What to do:
Reproduce the listing below character for character; drop every image.

Information given:
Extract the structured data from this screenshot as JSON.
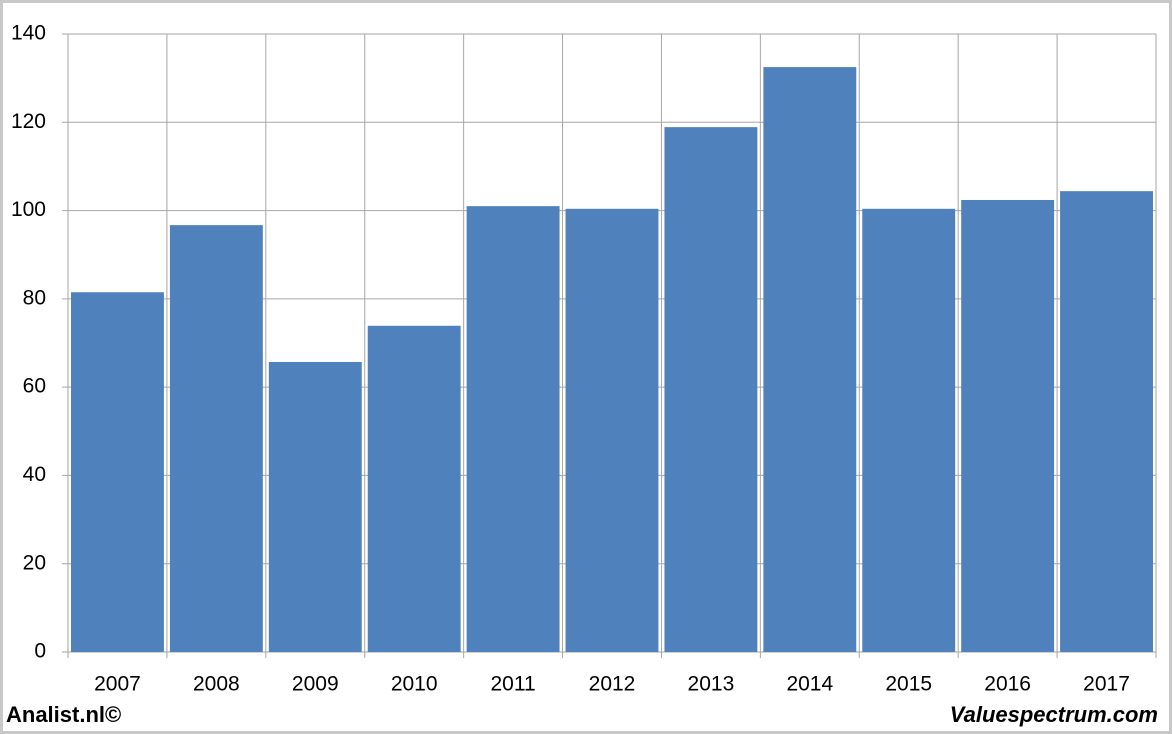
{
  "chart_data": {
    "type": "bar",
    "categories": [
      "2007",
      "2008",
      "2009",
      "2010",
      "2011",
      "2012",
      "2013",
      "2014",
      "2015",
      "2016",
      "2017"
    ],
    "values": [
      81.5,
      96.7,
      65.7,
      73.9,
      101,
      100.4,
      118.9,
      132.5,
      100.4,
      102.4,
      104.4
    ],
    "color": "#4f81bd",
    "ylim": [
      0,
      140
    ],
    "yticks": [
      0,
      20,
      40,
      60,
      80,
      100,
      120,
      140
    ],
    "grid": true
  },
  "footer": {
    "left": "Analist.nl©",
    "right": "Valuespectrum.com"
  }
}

In response:
Extract the structured data from this screenshot as JSON.
{
  "chart_data": {
    "type": "bar",
    "categories": [
      "2007",
      "2008",
      "2009",
      "2010",
      "2011",
      "2012",
      "2013",
      "2014",
      "2015",
      "2016",
      "2017"
    ],
    "values": [
      81.5,
      96.7,
      65.7,
      73.9,
      101,
      100.4,
      118.9,
      132.5,
      100.4,
      102.4,
      104.4
    ],
    "color": "#4f81bd",
    "ylim": [
      0,
      140
    ],
    "yticks": [
      0,
      20,
      40,
      60,
      80,
      100,
      120,
      140
    ],
    "grid": true
  },
  "footer": {
    "left": "Analist.nl©",
    "right": "Valuespectrum.com"
  }
}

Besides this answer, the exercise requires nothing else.